- _TASK INSTRUCTIONS_:
Return every entry exactly as written.

Structured figure records:
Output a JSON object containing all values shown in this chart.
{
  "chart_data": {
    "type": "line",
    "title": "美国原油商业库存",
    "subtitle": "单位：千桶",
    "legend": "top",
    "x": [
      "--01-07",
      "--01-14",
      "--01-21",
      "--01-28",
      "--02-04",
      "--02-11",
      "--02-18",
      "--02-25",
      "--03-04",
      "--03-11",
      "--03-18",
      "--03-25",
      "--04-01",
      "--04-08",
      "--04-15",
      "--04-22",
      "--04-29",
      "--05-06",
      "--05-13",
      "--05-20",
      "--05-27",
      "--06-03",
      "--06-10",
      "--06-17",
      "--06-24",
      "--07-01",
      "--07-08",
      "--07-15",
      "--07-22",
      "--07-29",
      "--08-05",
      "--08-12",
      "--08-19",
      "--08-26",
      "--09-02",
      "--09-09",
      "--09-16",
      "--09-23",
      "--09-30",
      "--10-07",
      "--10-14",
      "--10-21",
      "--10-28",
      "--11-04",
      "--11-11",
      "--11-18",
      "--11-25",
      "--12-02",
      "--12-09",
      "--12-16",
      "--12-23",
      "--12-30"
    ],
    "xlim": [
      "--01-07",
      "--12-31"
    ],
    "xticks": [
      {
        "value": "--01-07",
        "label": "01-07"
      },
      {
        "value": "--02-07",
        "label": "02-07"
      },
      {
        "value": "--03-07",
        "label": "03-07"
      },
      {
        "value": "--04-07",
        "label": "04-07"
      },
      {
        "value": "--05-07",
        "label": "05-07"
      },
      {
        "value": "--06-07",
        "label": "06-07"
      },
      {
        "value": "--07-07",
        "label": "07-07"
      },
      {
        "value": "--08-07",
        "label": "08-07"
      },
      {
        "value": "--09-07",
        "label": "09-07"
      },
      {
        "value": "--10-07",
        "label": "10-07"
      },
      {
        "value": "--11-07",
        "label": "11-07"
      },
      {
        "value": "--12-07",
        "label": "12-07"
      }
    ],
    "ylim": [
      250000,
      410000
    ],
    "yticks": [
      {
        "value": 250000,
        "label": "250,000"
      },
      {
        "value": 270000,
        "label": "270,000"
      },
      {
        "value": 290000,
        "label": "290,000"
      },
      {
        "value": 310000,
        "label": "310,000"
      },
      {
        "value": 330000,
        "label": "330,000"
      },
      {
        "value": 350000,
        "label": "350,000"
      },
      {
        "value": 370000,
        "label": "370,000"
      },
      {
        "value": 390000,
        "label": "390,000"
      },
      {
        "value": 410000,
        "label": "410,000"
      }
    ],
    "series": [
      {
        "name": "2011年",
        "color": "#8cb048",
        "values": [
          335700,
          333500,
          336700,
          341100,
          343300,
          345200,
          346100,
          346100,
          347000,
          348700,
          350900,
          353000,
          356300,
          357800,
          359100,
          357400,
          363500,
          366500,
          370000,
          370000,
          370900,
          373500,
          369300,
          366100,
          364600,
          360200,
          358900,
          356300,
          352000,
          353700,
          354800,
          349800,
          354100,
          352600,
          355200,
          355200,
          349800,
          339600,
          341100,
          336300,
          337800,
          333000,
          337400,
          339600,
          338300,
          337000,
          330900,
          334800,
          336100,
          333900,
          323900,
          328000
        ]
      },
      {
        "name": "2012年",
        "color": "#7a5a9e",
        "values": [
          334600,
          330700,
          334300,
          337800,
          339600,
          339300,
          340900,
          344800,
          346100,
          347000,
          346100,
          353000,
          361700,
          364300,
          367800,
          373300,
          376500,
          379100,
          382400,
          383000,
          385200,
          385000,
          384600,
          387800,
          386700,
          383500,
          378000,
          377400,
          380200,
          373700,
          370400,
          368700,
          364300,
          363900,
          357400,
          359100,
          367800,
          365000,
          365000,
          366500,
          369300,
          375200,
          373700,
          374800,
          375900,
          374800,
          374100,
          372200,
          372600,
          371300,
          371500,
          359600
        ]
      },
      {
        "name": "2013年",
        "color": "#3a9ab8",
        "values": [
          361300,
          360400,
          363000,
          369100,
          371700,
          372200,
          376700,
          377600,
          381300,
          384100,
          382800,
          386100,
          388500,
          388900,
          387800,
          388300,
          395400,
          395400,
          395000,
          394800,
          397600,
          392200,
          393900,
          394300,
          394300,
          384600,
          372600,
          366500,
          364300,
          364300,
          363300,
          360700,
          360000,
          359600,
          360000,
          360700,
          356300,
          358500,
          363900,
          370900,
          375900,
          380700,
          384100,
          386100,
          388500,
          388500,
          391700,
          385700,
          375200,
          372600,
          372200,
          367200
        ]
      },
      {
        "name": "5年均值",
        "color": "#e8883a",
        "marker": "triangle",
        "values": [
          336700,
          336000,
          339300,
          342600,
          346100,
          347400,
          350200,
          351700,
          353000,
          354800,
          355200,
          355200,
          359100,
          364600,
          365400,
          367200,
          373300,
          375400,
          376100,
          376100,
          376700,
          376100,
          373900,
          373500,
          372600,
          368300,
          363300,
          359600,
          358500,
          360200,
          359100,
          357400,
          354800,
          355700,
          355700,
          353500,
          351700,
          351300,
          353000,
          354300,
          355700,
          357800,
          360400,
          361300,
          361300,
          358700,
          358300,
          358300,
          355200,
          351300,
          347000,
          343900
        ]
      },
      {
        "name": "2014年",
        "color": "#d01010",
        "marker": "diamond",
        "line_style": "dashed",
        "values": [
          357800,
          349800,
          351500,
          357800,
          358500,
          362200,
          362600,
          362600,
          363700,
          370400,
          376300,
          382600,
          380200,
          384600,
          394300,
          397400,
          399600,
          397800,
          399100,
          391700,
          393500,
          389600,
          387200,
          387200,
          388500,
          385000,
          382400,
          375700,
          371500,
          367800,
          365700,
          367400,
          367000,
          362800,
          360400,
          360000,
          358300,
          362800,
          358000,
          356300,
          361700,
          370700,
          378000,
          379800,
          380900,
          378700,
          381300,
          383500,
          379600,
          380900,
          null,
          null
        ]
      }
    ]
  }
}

- _EXERCISE OUTPUT_:
Output a JSON object containing all values shown in this chart.
{
  "chart_data": {
    "type": "line",
    "title": "美国原油商业库存",
    "subtitle": "单位：千桶",
    "legend": "top",
    "x": [
      "--01-07",
      "--01-14",
      "--01-21",
      "--01-28",
      "--02-04",
      "--02-11",
      "--02-18",
      "--02-25",
      "--03-04",
      "--03-11",
      "--03-18",
      "--03-25",
      "--04-01",
      "--04-08",
      "--04-15",
      "--04-22",
      "--04-29",
      "--05-06",
      "--05-13",
      "--05-20",
      "--05-27",
      "--06-03",
      "--06-10",
      "--06-17",
      "--06-24",
      "--07-01",
      "--07-08",
      "--07-15",
      "--07-22",
      "--07-29",
      "--08-05",
      "--08-12",
      "--08-19",
      "--08-26",
      "--09-02",
      "--09-09",
      "--09-16",
      "--09-23",
      "--09-30",
      "--10-07",
      "--10-14",
      "--10-21",
      "--10-28",
      "--11-04",
      "--11-11",
      "--11-18",
      "--11-25",
      "--12-02",
      "--12-09",
      "--12-16",
      "--12-23",
      "--12-30"
    ],
    "xlim": [
      "--01-07",
      "--12-31"
    ],
    "xticks": [
      {
        "value": "--01-07",
        "label": "01-07"
      },
      {
        "value": "--02-07",
        "label": "02-07"
      },
      {
        "value": "--03-07",
        "label": "03-07"
      },
      {
        "value": "--04-07",
        "label": "04-07"
      },
      {
        "value": "--05-07",
        "label": "05-07"
      },
      {
        "value": "--06-07",
        "label": "06-07"
      },
      {
        "value": "--07-07",
        "label": "07-07"
      },
      {
        "value": "--08-07",
        "label": "08-07"
      },
      {
        "value": "--09-07",
        "label": "09-07"
      },
      {
        "value": "--10-07",
        "label": "10-07"
      },
      {
        "value": "--11-07",
        "label": "11-07"
      },
      {
        "value": "--12-07",
        "label": "12-07"
      }
    ],
    "ylim": [
      250000,
      410000
    ],
    "yticks": [
      {
        "value": 250000,
        "label": "250,000"
      },
      {
        "value": 270000,
        "label": "270,000"
      },
      {
        "value": 290000,
        "label": "290,000"
      },
      {
        "value": 310000,
        "label": "310,000"
      },
      {
        "value": 330000,
        "label": "330,000"
      },
      {
        "value": 350000,
        "label": "350,000"
      },
      {
        "value": 370000,
        "label": "370,000"
      },
      {
        "value": 390000,
        "label": "390,000"
      },
      {
        "value": 410000,
        "label": "410,000"
      }
    ],
    "series": [
      {
        "name": "2011年",
        "color": "#8cb048",
        "values": [
          335700,
          333500,
          336700,
          341100,
          343300,
          345200,
          346100,
          346100,
          347000,
          348700,
          350900,
          353000,
          356300,
          357800,
          359100,
          357400,
          363500,
          366500,
          370000,
          370000,
          370900,
          373500,
          369300,
          366100,
          364600,
          360200,
          358900,
          356300,
          352000,
          353700,
          354800,
          349800,
          354100,
          352600,
          355200,
          355200,
          349800,
          339600,
          341100,
          336300,
          337800,
          333000,
          337400,
          339600,
          338300,
          337000,
          330900,
          334800,
          336100,
          333900,
          323900,
          328000
        ]
      },
      {
        "name": "2012年",
        "color": "#7a5a9e",
        "values": [
          334600,
          330700,
          334300,
          337800,
          339600,
          339300,
          340900,
          344800,
          346100,
          347000,
          346100,
          353000,
          361700,
          364300,
          367800,
          373300,
          376500,
          379100,
          382400,
          383000,
          385200,
          385000,
          384600,
          387800,
          386700,
          383500,
          378000,
          377400,
          380200,
          373700,
          370400,
          368700,
          364300,
          363900,
          357400,
          359100,
          367800,
          365000,
          365000,
          366500,
          369300,
          375200,
          373700,
          374800,
          375900,
          374800,
          374100,
          372200,
          372600,
          371300,
          371500,
          359600
        ]
      },
      {
        "name": "2013年",
        "color": "#3a9ab8",
        "values": [
          361300,
          360400,
          363000,
          369100,
          371700,
          372200,
          376700,
          377600,
          381300,
          384100,
          382800,
          386100,
          388500,
          388900,
          387800,
          388300,
          395400,
          395400,
          395000,
          394800,
          397600,
          392200,
          393900,
          394300,
          394300,
          384600,
          372600,
          366500,
          364300,
          364300,
          363300,
          360700,
          360000,
          359600,
          360000,
          360700,
          356300,
          358500,
          363900,
          370900,
          375900,
          380700,
          384100,
          386100,
          388500,
          388500,
          391700,
          385700,
          375200,
          372600,
          372200,
          367200
        ]
      },
      {
        "name": "5年均值",
        "color": "#e8883a",
        "marker": "triangle",
        "values": [
          336700,
          336000,
          339300,
          342600,
          346100,
          347400,
          350200,
          351700,
          353000,
          354800,
          355200,
          355200,
          359100,
          364600,
          365400,
          367200,
          373300,
          375400,
          376100,
          376100,
          376700,
          376100,
          373900,
          373500,
          372600,
          368300,
          363300,
          359600,
          358500,
          360200,
          359100,
          357400,
          354800,
          355700,
          355700,
          353500,
          351700,
          351300,
          353000,
          354300,
          355700,
          357800,
          360400,
          361300,
          361300,
          358700,
          358300,
          358300,
          355200,
          351300,
          347000,
          343900
        ]
      },
      {
        "name": "2014年",
        "color": "#d01010",
        "marker": "diamond",
        "line_style": "dashed",
        "values": [
          357800,
          349800,
          351500,
          357800,
          358500,
          362200,
          362600,
          362600,
          363700,
          370400,
          376300,
          382600,
          380200,
          384600,
          394300,
          397400,
          399600,
          397800,
          399100,
          391700,
          393500,
          389600,
          387200,
          387200,
          388500,
          385000,
          382400,
          375700,
          371500,
          367800,
          365700,
          367400,
          367000,
          362800,
          360400,
          360000,
          358300,
          362800,
          358000,
          356300,
          361700,
          370700,
          378000,
          379800,
          380900,
          378700,
          381300,
          383500,
          379600,
          380900,
          null,
          null
        ]
      }
    ]
  }
}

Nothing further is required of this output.